### Set task
Go through the listing and copy every line word for word.

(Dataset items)

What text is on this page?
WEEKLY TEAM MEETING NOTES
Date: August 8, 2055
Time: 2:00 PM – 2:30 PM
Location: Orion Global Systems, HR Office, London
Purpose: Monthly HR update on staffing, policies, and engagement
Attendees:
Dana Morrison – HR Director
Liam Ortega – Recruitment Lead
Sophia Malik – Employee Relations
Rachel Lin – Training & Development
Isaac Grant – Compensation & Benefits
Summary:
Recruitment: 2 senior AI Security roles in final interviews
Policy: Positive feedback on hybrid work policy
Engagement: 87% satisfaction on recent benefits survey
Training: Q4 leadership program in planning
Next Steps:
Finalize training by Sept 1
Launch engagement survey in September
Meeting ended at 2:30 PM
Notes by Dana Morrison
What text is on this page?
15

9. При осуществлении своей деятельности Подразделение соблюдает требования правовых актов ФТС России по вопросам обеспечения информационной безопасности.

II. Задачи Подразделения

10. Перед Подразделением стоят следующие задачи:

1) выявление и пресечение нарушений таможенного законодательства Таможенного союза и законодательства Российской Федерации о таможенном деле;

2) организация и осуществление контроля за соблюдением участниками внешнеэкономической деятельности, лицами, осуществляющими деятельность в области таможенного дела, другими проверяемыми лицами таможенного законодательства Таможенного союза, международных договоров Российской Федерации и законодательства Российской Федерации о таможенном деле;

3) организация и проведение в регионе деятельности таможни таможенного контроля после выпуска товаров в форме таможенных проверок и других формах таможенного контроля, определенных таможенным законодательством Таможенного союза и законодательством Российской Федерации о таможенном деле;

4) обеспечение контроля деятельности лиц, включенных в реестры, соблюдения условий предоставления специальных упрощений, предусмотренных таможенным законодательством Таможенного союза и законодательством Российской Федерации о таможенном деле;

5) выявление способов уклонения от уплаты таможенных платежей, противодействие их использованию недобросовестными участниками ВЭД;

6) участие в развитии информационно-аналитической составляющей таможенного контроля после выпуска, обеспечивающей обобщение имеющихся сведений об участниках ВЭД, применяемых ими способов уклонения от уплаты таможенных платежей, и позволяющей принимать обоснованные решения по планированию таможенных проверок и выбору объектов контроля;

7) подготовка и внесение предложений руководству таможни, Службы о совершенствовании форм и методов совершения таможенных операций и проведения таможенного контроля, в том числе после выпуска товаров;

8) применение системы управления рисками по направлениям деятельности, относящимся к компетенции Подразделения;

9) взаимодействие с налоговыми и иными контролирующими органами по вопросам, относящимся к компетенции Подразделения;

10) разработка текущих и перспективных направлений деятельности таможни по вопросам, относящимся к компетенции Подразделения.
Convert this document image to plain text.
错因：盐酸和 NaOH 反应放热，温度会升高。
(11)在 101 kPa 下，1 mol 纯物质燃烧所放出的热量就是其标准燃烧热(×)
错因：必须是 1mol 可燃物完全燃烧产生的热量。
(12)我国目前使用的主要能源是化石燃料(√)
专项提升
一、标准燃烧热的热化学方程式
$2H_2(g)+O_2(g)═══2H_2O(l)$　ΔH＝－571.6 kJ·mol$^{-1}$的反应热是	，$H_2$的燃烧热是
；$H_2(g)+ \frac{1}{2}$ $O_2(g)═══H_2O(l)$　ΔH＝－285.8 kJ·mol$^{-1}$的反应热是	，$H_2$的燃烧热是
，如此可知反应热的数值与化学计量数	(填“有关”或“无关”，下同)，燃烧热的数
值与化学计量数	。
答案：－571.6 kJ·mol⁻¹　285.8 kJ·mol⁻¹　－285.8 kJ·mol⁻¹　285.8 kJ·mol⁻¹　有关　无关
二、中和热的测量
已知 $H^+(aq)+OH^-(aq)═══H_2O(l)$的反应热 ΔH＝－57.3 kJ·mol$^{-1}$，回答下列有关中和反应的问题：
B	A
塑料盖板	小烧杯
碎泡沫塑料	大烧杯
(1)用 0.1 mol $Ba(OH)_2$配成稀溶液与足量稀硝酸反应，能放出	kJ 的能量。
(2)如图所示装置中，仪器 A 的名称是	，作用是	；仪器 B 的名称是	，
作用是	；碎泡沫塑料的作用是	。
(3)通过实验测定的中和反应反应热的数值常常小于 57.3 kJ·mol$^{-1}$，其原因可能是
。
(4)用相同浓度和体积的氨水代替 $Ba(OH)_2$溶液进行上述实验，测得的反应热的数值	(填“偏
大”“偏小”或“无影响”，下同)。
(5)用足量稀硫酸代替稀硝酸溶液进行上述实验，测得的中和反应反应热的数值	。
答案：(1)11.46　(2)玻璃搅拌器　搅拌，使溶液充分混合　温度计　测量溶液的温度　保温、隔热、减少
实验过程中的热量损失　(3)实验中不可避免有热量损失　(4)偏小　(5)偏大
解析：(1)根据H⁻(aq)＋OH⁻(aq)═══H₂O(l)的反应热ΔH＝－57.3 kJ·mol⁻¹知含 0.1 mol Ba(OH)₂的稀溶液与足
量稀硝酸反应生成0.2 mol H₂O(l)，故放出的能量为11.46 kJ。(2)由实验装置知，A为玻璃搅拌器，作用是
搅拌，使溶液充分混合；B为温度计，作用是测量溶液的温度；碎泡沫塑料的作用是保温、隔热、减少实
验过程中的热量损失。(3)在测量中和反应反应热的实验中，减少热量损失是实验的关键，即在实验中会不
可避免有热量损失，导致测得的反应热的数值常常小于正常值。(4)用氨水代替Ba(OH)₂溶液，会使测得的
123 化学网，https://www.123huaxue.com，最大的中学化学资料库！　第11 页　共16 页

### The output
What text is on this page?
WEEKLY TEAM MEETING NOTES
Date: August 8, 2055
Time: 2:00 PM – 2:30 PM
Location: Orion Global Systems, HR Office, London
Purpose: Monthly HR update on staffing, policies, and engagement
Attendees:
Dana Morrison – HR Director
Liam Ortega – Recruitment Lead
Sophia Malik – Employee Relations
Rachel Lin – Training & Development
Isaac Grant – Compensation & Benefits
Summary:
Recruitment: 2 senior AI Security roles in final interviews
Policy: Positive feedback on hybrid work policy
Engagement: 87% satisfaction on recent benefits survey
Training: Q4 leadership program in planning
Next Steps:
Finalize training by Sept 1
Launch engagement survey in September
Meeting ended at 2:30 PM
Notes by Dana Morrison
What text is on this page?
15

9. При осуществлении своей деятельности Подразделение соблюдает требования правовых актов ФТС России по вопросам обеспечения информационной безопасности.

II. Задачи Подразделения

10. Перед Подразделением стоят следующие задачи:

1) выявление и пресечение нарушений таможенного законодательства Таможенного союза и законодательства Российской Федерации о таможенном деле;

2) организация и осуществление контроля за соблюдением участниками внешнеэкономической деятельности, лицами, осуществляющими деятельность в области таможенного дела, другими проверяемыми лицами таможенного законодательства Таможенного союза, международных договоров Российской Федерации и законодательства Российской Федерации о таможенном деле;

3) организация и проведение в регионе деятельности таможни таможенного контроля после выпуска товаров в форме таможенных проверок и других формах таможенного контроля, определенных таможенным законодательством Таможенного союза и законодательством Российской Федерации о таможенном деле;

4) обеспечение контроля деятельности лиц, включенных в реестры, соблюдения условий предоставления специальных упрощений, предусмотренных таможенным законодательством Таможенного союза и законодательством Российской Федерации о таможенном деле;

5) выявление способов уклонения от уплаты таможенных платежей, противодействие их использованию недобросовестными участниками ВЭД;

6) участие в развитии информационно-аналитической составляющей таможенного контроля после выпуска, обеспечивающей обобщение имеющихся сведений об участниках ВЭД, применяемых ими способов уклонения от уплаты таможенных платежей, и позволяющей принимать обоснованные решения по планированию таможенных проверок и выбору объектов контроля;

7) подготовка и внесение предложений руководству таможни, Службы о совершенствовании форм и методов совершения таможенных операций и проведения таможенного контроля, в том числе после выпуска товаров;

8) применение системы управления рисками по направлениям деятельности, относящимся к компетенции Подразделения;

9) взаимодействие с налоговыми и иными контролирующими органами по вопросам, относящимся к компетенции Подразделения;

10) разработка текущих и перспективных направлений деятельности таможни по вопросам, относящимся к компетенции Подразделения.
Convert this document image to plain text.
错因：盐酸和 NaOH 反应放热，温度会升高。
(11)在 101 kPa 下，1 mol 纯物质燃烧所放出的热量就是其标准燃烧热(×)
错因：必须是 1mol 可燃物完全燃烧产生的热量。
(12)我国目前使用的主要能源是化石燃料(√)
专项提升
一、标准燃烧热的热化学方程式
$2H_2(g)+O_2(g)═══2H_2O(l)$　ΔH＝－571.6 kJ·mol$^{-1}$的反应热是	，$H_2$的燃烧热是
；$H_2(g)+ \frac{1}{2}$ $O_2(g)═══H_2O(l)$　ΔH＝－285.8 kJ·mol$^{-1}$的反应热是	，$H_2$的燃烧热是
，如此可知反应热的数值与化学计量数	(填“有关”或“无关”，下同)，燃烧热的数
值与化学计量数	。
答案：－571.6 kJ·mol⁻¹　285.8 kJ·mol⁻¹　－285.8 kJ·mol⁻¹　285.8 kJ·mol⁻¹　有关　无关
二、中和热的测量
已知 $H^+(aq)+OH^-(aq)═══H_2O(l)$的反应热 ΔH＝－57.3 kJ·mol$^{-1}$，回答下列有关中和反应的问题：
B	A
塑料盖板	小烧杯
碎泡沫塑料	大烧杯
(1)用 0.1 mol $Ba(OH)_2$配成稀溶液与足量稀硝酸反应，能放出	kJ 的能量。
(2)如图所示装置中，仪器 A 的名称是	，作用是	；仪器 B 的名称是	，
作用是	；碎泡沫塑料的作用是	。
(3)通过实验测定的中和反应反应热的数值常常小于 57.3 kJ·mol$^{-1}$，其原因可能是
。
(4)用相同浓度和体积的氨水代替 $Ba(OH)_2$溶液进行上述实验，测得的反应热的数值	(填“偏
大”“偏小”或“无影响”，下同)。
(5)用足量稀硫酸代替稀硝酸溶液进行上述实验，测得的中和反应反应热的数值	。
答案：(1)11.46　(2)玻璃搅拌器　搅拌，使溶液充分混合　温度计　测量溶液的温度　保温、隔热、减少
实验过程中的热量损失　(3)实验中不可避免有热量损失　(4)偏小　(5)偏大
解析：(1)根据H⁻(aq)＋OH⁻(aq)═══H₂O(l)的反应热ΔH＝－57.3 kJ·mol⁻¹知含 0.1 mol Ba(OH)₂的稀溶液与足
量稀硝酸反应生成0.2 mol H₂O(l)，故放出的能量为11.46 kJ。(2)由实验装置知，A为玻璃搅拌器，作用是
搅拌，使溶液充分混合；B为温度计，作用是测量溶液的温度；碎泡沫塑料的作用是保温、隔热、减少实
验过程中的热量损失。(3)在测量中和反应反应热的实验中，减少热量损失是实验的关键，即在实验中会不
可避免有热量损失，导致测得的反应热的数值常常小于正常值。(4)用氨水代替Ba(OH)₂溶液，会使测得的
123 化学网，https://www.123huaxue.com，最大的中学化学资料库！　第11 页　共16 页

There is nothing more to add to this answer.